Written problem:
Render the listing from its first line through the line containing "heatmap-cell [459, 120, 469, 130]" as a Markdown table with the columns Row and Line. Number each row, include both end lines, and omit any blank lines.

Data block

[start]

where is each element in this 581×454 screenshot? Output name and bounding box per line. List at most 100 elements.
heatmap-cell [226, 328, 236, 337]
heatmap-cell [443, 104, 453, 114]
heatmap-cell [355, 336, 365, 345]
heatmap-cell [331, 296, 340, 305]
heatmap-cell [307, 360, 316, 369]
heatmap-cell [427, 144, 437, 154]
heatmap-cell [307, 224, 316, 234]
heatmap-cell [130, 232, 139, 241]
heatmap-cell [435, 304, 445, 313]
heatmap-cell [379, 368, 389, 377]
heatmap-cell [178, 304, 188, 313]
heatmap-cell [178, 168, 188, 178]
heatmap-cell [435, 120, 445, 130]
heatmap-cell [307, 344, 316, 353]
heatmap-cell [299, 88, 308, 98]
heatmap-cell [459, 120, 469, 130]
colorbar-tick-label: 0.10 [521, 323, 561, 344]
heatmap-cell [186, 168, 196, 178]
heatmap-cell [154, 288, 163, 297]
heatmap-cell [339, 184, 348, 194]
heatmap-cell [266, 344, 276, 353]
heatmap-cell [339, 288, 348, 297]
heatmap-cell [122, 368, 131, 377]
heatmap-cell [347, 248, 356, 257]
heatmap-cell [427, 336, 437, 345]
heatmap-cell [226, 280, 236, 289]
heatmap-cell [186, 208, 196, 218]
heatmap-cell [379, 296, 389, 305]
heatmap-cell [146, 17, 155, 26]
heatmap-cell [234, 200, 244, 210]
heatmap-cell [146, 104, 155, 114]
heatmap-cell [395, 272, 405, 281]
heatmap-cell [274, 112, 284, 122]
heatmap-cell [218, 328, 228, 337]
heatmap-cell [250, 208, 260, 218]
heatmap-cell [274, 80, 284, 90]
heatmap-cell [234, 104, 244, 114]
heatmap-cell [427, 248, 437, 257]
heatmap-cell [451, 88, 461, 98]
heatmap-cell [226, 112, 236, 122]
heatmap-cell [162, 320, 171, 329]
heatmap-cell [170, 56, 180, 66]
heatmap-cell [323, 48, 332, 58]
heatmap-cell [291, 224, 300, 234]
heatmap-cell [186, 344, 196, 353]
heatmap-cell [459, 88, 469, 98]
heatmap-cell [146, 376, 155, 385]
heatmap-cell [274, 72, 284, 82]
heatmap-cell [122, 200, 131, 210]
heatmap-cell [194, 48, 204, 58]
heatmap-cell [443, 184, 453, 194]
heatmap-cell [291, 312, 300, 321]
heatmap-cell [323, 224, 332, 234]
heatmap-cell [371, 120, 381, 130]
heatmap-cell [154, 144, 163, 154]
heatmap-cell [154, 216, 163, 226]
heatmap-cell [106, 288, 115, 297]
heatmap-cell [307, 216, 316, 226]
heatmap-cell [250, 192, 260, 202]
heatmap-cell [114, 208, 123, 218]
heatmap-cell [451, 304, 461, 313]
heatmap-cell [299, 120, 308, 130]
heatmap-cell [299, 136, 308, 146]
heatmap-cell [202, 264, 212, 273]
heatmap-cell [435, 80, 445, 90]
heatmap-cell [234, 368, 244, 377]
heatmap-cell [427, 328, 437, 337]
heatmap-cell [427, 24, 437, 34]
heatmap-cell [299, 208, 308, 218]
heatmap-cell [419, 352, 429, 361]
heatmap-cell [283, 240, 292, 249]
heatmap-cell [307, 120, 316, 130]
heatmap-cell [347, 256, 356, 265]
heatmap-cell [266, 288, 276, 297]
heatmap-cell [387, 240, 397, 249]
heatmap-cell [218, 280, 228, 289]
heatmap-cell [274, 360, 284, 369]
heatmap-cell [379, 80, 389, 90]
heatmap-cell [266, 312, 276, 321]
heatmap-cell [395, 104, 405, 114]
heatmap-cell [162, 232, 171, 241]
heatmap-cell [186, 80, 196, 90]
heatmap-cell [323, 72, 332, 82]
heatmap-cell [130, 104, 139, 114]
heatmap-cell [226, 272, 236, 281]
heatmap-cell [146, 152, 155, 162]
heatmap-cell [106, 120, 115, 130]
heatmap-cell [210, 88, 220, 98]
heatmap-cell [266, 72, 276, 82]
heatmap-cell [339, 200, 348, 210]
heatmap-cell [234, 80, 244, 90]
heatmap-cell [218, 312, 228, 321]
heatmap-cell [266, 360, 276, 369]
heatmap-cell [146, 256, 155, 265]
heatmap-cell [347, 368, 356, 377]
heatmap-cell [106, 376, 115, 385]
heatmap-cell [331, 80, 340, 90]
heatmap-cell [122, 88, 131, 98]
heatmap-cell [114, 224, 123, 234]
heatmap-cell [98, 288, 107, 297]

[end]

Output of the task:
| Row | Line |
|---|---|
| 1 | where is each element in this 581×454 screenshot? Output name and bounding box per line. List at most 100 elements. |
| 2 | heatmap-cell [226, 328, 236, 337] |
| 3 | heatmap-cell [443, 104, 453, 114] |
| 4 | heatmap-cell [355, 336, 365, 345] |
| 5 | heatmap-cell [331, 296, 340, 305] |
| 6 | heatmap-cell [307, 360, 316, 369] |
| 7 | heatmap-cell [427, 144, 437, 154] |
| 8 | heatmap-cell [307, 224, 316, 234] |
| 9 | heatmap-cell [130, 232, 139, 241] |
| 10 | heatmap-cell [435, 304, 445, 313] |
| 11 | heatmap-cell [379, 368, 389, 377] |
| 12 | heatmap-cell [178, 304, 188, 313] |
| 13 | heatmap-cell [178, 168, 188, 178] |
| 14 | heatmap-cell [435, 120, 445, 130] |
| 15 | heatmap-cell [307, 344, 316, 353] |
| 16 | heatmap-cell [299, 88, 308, 98] |
| 17 | heatmap-cell [459, 120, 469, 130] |